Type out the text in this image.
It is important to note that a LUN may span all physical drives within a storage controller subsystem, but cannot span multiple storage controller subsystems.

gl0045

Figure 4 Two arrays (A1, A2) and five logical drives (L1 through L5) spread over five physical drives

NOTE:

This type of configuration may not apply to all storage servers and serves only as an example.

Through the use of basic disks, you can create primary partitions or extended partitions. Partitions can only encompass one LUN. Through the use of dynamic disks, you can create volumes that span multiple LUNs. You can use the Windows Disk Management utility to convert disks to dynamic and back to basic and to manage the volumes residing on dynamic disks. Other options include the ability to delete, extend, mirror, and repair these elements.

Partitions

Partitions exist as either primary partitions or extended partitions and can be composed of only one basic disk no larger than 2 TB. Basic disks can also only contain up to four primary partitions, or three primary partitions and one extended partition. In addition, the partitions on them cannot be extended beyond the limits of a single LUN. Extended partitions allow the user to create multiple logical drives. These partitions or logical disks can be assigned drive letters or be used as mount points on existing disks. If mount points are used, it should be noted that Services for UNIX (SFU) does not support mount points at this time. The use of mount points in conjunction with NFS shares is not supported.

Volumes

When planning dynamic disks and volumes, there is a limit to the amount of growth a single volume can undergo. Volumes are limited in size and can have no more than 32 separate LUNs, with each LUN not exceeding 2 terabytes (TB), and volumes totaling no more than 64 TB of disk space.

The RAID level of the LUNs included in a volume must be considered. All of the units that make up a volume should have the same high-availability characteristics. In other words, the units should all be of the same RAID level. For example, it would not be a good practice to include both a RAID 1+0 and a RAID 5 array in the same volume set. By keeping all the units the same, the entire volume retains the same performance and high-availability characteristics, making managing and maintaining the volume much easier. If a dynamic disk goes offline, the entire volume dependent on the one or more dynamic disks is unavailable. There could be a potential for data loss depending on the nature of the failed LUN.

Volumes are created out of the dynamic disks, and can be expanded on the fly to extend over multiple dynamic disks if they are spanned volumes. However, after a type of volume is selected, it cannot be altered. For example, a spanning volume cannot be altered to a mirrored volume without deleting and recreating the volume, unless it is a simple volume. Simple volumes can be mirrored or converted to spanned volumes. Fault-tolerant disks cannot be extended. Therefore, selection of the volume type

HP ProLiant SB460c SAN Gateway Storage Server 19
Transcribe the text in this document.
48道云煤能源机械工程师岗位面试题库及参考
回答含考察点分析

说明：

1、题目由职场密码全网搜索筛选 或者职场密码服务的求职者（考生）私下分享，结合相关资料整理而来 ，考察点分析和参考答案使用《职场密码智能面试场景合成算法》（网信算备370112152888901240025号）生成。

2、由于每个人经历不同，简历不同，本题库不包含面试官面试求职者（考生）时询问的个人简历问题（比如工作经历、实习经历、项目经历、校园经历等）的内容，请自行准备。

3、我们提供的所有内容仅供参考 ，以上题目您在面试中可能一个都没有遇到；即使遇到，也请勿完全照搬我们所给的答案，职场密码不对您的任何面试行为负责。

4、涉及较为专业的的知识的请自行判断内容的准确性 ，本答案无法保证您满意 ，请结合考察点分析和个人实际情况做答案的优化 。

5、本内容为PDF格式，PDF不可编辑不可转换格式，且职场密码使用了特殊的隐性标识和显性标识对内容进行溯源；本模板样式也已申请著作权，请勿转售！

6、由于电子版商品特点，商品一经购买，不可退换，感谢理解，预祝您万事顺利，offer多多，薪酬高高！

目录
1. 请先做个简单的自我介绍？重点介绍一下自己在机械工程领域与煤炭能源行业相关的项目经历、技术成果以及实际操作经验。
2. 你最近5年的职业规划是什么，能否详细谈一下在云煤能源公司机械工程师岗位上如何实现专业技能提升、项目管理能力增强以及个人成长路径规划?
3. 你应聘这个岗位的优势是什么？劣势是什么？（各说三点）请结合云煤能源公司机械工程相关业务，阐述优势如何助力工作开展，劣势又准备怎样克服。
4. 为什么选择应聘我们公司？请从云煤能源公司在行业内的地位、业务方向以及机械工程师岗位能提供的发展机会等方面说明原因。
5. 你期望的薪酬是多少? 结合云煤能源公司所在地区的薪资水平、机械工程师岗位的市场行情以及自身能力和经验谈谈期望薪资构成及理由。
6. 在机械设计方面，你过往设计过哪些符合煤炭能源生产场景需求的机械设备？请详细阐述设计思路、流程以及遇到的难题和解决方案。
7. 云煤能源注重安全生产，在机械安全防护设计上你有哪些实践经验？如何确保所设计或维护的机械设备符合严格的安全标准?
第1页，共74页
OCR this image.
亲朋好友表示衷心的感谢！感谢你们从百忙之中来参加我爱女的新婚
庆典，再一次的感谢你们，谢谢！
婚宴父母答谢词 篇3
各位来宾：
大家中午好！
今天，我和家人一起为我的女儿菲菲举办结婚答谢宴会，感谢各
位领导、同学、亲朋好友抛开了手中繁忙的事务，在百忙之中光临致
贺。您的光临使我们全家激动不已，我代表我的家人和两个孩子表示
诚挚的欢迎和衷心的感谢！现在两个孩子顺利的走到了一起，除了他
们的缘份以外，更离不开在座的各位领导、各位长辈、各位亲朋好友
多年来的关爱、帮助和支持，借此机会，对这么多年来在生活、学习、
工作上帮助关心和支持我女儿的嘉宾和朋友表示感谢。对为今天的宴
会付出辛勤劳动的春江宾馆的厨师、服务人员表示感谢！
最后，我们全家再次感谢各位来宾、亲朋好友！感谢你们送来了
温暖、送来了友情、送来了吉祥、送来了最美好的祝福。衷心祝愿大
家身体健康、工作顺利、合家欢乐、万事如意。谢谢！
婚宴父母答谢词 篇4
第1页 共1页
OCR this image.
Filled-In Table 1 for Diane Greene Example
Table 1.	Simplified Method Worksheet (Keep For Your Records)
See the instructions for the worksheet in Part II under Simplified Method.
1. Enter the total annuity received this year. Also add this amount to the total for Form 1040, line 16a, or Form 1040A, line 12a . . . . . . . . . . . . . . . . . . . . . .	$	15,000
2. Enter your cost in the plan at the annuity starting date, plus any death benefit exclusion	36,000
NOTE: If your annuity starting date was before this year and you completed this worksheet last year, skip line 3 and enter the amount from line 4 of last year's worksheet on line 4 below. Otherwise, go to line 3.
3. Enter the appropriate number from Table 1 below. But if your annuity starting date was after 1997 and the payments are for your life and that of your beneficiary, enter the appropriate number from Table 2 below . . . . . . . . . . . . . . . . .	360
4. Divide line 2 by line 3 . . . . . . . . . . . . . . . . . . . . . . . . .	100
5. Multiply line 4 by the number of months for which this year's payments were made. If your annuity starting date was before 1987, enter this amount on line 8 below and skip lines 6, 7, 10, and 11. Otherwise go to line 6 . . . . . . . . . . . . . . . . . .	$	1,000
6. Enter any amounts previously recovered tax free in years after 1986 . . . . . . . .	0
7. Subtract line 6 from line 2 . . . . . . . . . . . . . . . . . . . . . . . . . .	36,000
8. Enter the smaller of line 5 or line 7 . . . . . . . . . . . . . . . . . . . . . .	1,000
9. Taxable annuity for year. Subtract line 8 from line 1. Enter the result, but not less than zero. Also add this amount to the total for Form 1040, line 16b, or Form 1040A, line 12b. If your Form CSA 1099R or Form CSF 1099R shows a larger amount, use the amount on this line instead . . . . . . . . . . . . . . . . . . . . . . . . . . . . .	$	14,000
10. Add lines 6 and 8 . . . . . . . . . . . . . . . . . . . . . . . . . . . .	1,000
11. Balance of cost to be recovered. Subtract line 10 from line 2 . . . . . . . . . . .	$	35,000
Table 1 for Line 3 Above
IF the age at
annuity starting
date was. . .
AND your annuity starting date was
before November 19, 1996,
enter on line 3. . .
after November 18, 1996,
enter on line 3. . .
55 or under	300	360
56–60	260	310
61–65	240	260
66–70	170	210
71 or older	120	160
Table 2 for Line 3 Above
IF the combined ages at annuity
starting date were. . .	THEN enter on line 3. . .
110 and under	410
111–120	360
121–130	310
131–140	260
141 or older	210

----

Show each line of the data that contains the string "Above".

FULL ANSWER:
Table 1 for Line 3 Above
Table 2 for Line 3 Above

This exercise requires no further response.